*Instruction*
Would you restate all the data that follows, word for word?

[Extracted data entries]
+--

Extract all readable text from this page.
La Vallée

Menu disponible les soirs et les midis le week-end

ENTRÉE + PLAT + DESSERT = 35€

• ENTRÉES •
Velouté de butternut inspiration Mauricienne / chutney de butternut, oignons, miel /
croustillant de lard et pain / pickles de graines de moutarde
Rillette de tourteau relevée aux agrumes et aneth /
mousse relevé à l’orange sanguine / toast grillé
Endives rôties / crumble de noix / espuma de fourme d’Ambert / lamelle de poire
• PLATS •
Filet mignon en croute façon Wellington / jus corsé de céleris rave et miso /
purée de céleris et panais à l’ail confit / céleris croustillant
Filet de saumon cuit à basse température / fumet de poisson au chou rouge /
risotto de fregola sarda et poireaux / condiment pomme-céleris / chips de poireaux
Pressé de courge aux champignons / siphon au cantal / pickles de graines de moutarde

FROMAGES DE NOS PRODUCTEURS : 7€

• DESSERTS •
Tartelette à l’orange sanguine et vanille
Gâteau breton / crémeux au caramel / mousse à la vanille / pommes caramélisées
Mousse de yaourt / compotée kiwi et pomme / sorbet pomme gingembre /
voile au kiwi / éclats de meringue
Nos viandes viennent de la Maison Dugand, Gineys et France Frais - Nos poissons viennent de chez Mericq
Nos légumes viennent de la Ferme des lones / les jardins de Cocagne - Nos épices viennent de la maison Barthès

+--

*Solution to this problem*
Extract all readable text from this page.
La Vallée

Menu disponible les soirs et les midis le week-end

ENTRÉE + PLAT + DESSERT = 35€

• ENTRÉES •
Velouté de butternut inspiration Mauricienne / chutney de butternut, oignons, miel /
croustillant de lard et pain / pickles de graines de moutarde
Rillette de tourteau relevée aux agrumes et aneth /
mousse relevé à l’orange sanguine / toast grillé
Endives rôties / crumble de noix / espuma de fourme d’Ambert / lamelle de poire
• PLATS •
Filet mignon en croute façon Wellington / jus corsé de céleris rave et miso /
purée de céleris et panais à l’ail confit / céleris croustillant
Filet de saumon cuit à basse température / fumet de poisson au chou rouge /
risotto de fregola sarda et poireaux / condiment pomme-céleris / chips de poireaux
Pressé de courge aux champignons / siphon au cantal / pickles de graines de moutarde

FROMAGES DE NOS PRODUCTEURS : 7€

• DESSERTS •
Tartelette à l’orange sanguine et vanille
Gâteau breton / crémeux au caramel / mousse à la vanille / pommes caramélisées
Mousse de yaourt / compotée kiwi et pomme / sorbet pomme gingembre /
voile au kiwi / éclats de meringue
Nos viandes viennent de la Maison Dugand, Gineys et France Frais - Nos poissons viennent de chez Mericq
Nos légumes viennent de la Ferme des lones / les jardins de Cocagne - Nos épices viennent de la maison Barthès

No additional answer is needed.